§ **About this exercise**:
Using the call transcript, decide whether each statement below agrees with it, answering yes or no and quoting the words of the call transcript that decide it. 1. The speaker says the new patient population triples the number of patients available. 2. The speaker expects existing patients to switch from Vyndaqel to another product. 3. The speaker thinks the street has modeled the market potential appropriately.

That is improving dramatically the commercial, opportunity because not only triples the amount of patients that are available with it, so if it is one, now it will be three, But also the duration of treatments in this population are much, much longer compared to the duration of treatments for people that they fail five or six treatments because they are, unfortunately, they don’t live that long. And that’s the second. We have four that take us all the way to the first line, etcetera. So, of course, you need to have the studies being successful. But, the probability of success, it is on the reasonably high levels, given what we have seen so far.

And the market potential, it is exponentially bigger. So that’s what I don’t think the street, has modeled appropriately. And, we went back again and again, and I asked my people, are you sure? And let’s see this assumption and that assumption and that assumption. And there is a very big difference in, the street’s assessment and what really I think and my think team thinks that the product can do.

Assad Heather, U.S. Pharma Analyst, Goldman Sachs: K. Vindaquil, just any updated thoughts in the context of the emerging competitive environment?

Albert Bourla, CEO, Pfizer: I I don’t think will be a mystery and a threat for us. It is there are already patients. I don’t think any patient will switch to from Vyndaqel to something else. But, then there is the new patients that are coming that, they will have to compete. Now they will have to compete against a physician experience of years because the same physicians will prescribe to to the new patients, and they have some familiarity with Vyndaqel.

§ **Data excerpts**:
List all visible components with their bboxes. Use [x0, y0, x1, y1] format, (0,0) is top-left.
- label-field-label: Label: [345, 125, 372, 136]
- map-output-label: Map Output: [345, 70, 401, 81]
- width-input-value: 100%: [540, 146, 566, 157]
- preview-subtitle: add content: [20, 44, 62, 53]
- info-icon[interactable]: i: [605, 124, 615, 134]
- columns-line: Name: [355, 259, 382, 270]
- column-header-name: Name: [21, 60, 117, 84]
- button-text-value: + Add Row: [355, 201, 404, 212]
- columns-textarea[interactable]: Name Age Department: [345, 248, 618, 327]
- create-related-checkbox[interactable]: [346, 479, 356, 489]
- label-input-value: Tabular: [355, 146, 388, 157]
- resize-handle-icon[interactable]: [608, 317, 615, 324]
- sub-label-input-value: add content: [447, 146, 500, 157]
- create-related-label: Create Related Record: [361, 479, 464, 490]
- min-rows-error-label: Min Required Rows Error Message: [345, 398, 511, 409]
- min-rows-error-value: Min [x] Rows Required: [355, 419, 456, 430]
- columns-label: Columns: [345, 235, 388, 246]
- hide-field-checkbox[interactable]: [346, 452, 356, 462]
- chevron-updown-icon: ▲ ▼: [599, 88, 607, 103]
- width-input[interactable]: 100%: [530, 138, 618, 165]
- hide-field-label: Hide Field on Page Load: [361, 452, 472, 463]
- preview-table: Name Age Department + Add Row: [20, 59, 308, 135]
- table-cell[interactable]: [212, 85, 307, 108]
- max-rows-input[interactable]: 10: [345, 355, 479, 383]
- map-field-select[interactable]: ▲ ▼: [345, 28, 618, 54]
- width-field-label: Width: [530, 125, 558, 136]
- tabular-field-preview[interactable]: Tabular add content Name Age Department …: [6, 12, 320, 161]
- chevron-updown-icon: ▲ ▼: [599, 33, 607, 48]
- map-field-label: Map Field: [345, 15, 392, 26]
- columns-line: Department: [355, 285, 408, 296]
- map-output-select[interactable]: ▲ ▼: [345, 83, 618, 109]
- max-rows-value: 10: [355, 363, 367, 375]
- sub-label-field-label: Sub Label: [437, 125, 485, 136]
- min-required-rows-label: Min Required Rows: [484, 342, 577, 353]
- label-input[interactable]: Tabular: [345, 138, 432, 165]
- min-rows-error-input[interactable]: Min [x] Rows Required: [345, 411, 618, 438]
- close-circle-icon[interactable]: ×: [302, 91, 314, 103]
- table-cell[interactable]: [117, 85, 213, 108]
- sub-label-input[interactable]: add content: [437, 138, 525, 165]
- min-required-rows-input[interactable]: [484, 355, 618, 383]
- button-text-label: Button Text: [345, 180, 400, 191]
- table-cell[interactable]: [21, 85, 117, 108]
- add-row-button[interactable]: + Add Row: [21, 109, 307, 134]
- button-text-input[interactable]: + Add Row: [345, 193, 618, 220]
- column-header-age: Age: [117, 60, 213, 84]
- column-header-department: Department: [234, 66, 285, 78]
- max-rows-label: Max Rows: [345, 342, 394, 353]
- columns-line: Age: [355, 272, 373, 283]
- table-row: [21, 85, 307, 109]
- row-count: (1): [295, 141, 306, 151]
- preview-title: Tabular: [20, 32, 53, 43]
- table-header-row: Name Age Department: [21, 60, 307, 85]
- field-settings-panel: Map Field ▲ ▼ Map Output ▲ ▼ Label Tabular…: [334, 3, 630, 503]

§ **Written answer**:
1. Yes: "not only triples the amount of patients that are available with it"
2. No: "I don’t think any patient will switch to from Vyndaqel to something else."
3. No: "So that’s what I don’t think the street, has modeled appropriately."